▸ Set task: Copy out the listing in full, exactly as written, but not its pictures.

▸ Supplied entries:
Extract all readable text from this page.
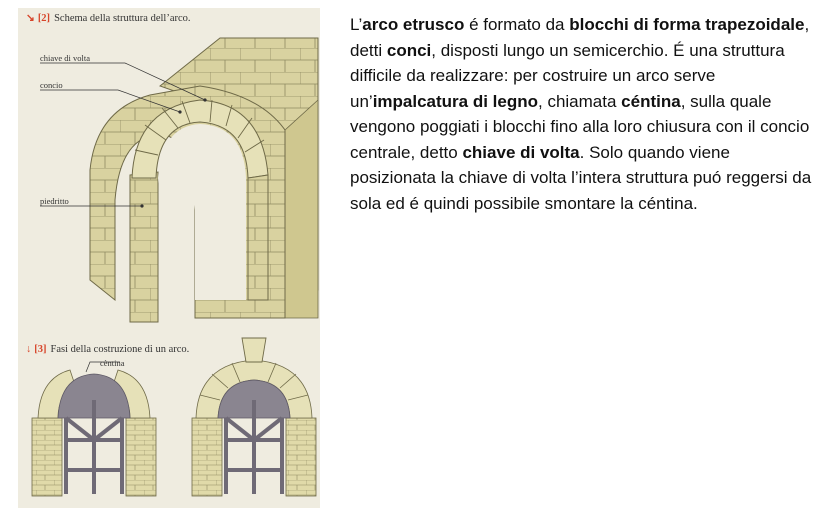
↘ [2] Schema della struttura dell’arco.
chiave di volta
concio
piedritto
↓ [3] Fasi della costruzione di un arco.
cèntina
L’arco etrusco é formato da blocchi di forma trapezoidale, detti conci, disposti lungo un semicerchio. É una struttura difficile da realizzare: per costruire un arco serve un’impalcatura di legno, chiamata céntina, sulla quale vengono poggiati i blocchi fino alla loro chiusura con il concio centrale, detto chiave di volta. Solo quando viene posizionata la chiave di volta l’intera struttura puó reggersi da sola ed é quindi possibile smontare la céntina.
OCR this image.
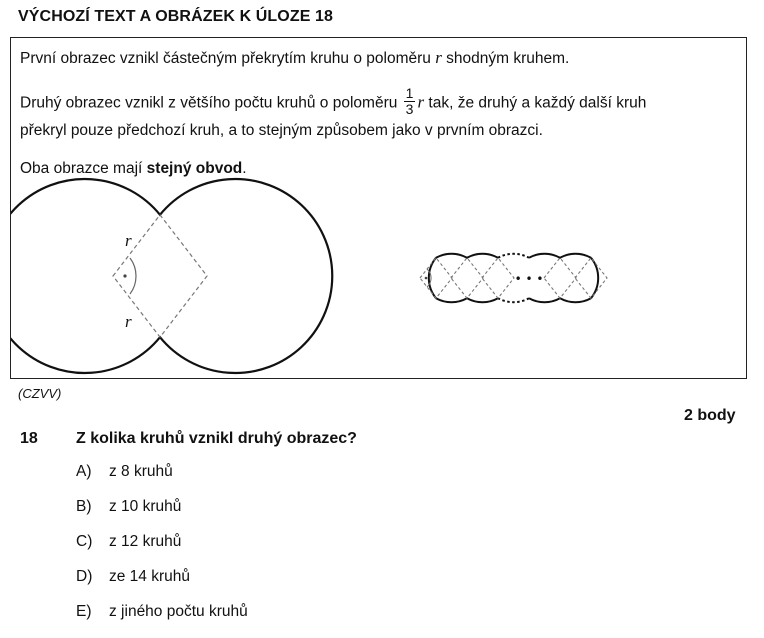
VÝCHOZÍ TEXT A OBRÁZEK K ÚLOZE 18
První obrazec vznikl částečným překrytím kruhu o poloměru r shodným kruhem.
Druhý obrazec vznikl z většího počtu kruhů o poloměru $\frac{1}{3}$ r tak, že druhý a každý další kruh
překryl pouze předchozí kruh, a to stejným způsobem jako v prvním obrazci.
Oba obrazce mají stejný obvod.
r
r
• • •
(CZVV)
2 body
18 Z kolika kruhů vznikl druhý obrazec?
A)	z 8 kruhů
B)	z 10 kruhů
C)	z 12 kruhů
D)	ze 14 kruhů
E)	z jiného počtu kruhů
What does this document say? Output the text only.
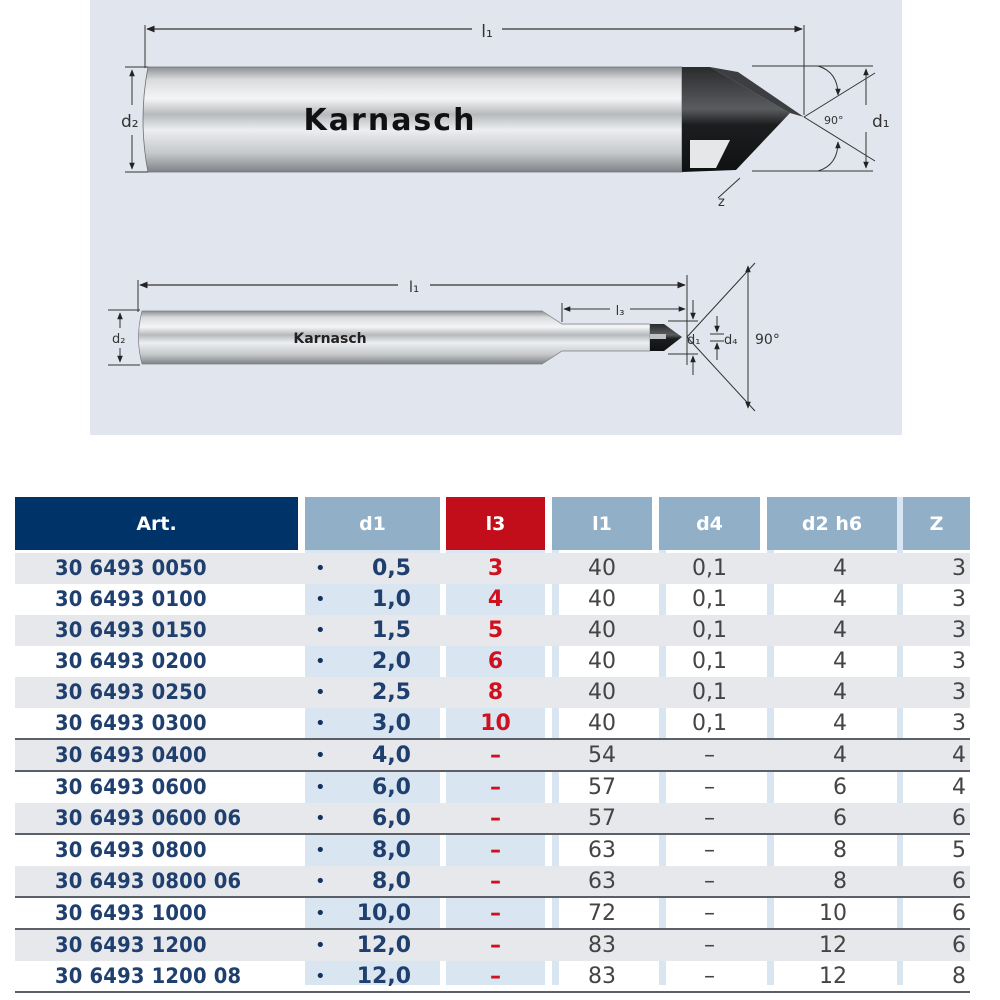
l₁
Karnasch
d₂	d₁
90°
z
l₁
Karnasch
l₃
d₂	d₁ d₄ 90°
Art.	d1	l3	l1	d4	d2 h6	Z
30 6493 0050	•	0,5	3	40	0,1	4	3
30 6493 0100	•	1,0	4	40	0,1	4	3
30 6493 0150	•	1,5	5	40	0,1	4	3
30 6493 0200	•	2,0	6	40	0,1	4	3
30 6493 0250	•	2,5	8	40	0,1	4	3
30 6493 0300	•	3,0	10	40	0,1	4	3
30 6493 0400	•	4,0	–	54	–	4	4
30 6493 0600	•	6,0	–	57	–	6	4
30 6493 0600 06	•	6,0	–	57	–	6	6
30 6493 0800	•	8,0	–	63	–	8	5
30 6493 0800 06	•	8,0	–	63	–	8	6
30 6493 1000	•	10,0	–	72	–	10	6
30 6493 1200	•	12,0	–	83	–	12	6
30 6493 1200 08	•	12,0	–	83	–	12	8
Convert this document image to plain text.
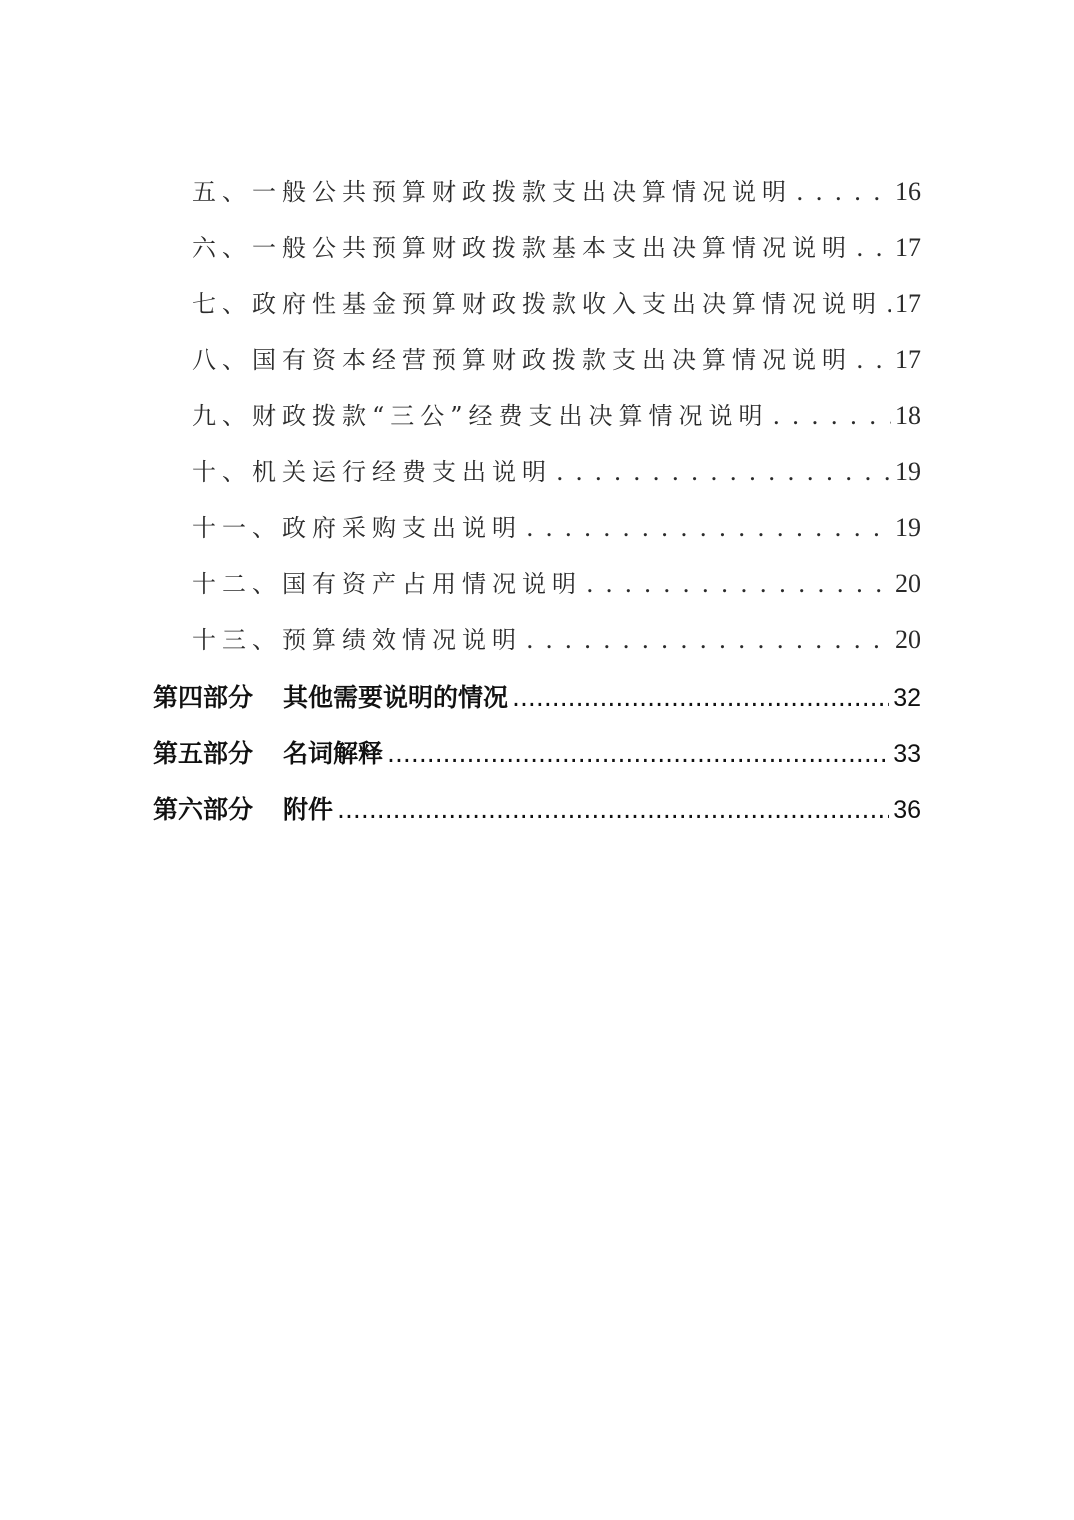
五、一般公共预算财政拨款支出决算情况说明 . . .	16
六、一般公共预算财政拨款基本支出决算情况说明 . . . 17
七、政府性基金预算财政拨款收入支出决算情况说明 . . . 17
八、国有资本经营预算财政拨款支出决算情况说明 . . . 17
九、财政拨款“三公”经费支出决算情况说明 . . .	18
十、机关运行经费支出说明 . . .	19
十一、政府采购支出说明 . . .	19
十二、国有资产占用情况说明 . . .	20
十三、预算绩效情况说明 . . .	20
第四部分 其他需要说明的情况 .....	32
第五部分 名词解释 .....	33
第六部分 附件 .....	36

▸ Answer to the exercise:
Extract all readable text from this page.
↘ [2] Schema della struttura dell’arco.
chiave di volta
concio
piedritto
↓ [3] Fasi della costruzione di un arco.
cèntina
L’arco etrusco é formato da blocchi di forma trapezoidale, detti conci, disposti lungo un semicerchio. É una struttura difficile da realizzare: per costruire un arco serve un’impalcatura di legno, chiamata céntina, sulla quale vengono poggiati i blocchi fino alla loro chiusura con il concio centrale, detto chiave di volta. Solo quando viene posizionata la chiave di volta l’intera struttura puó reggersi da sola ed é quindi possibile smontare la céntina.
OCR this image.
VÝCHOZÍ TEXT A OBRÁZEK K ÚLOZE 18
První obrazec vznikl částečným překrytím kruhu o poloměru r shodným kruhem.
Druhý obrazec vznikl z většího počtu kruhů o poloměru $\frac{1}{3}$ r tak, že druhý a každý další kruh
překryl pouze předchozí kruh, a to stejným způsobem jako v prvním obrazci.
Oba obrazce mají stejný obvod.
r
r
• • •
(CZVV)
2 body
18 Z kolika kruhů vznikl druhý obrazec?
A)	z 8 kruhů
B)	z 10 kruhů
C)	z 12 kruhů
D)	ze 14 kruhů
E)	z jiného počtu kruhů
What does this document say? Output the text only.
l₁
Karnasch
d₂	d₁
90°
z
l₁
Karnasch
l₃
d₂	d₁ d₄ 90°
Art.	d1	l3	l1	d4	d2 h6	Z
30 6493 0050	•	0,5	3	40	0,1	4	3
30 6493 0100	•	1,0	4	40	0,1	4	3
30 6493 0150	•	1,5	5	40	0,1	4	3
30 6493 0200	•	2,0	6	40	0,1	4	3
30 6493 0250	•	2,5	8	40	0,1	4	3
30 6493 0300	•	3,0	10	40	0,1	4	3
30 6493 0400	•	4,0	–	54	–	4	4
30 6493 0600	•	6,0	–	57	–	6	4
30 6493 0600 06	•	6,0	–	57	–	6	6
30 6493 0800	•	8,0	–	63	–	8	5
30 6493 0800 06	•	8,0	–	63	–	8	6
30 6493 1000	•	10,0	–	72	–	10	6
30 6493 1200	•	12,0	–	83	–	12	6
30 6493 1200 08	•	12,0	–	83	–	12	8
Convert this document image to plain text.
五、一般公共预算财政拨款支出决算情况说明 . . .	16
六、一般公共预算财政拨款基本支出决算情况说明 . . . 17
七、政府性基金预算财政拨款收入支出决算情况说明 . . . 17
八、国有资本经营预算财政拨款支出决算情况说明 . . . 17
九、财政拨款“三公”经费支出决算情况说明 . . .	18
十、机关运行经费支出说明 . . .	19
十一、政府采购支出说明 . . .	19
十二、国有资产占用情况说明 . . .	20
十三、预算绩效情况说明 . . .	20
第四部分 其他需要说明的情况 .....	32
第五部分 名词解释 .....	33
第六部分 附件 .....	36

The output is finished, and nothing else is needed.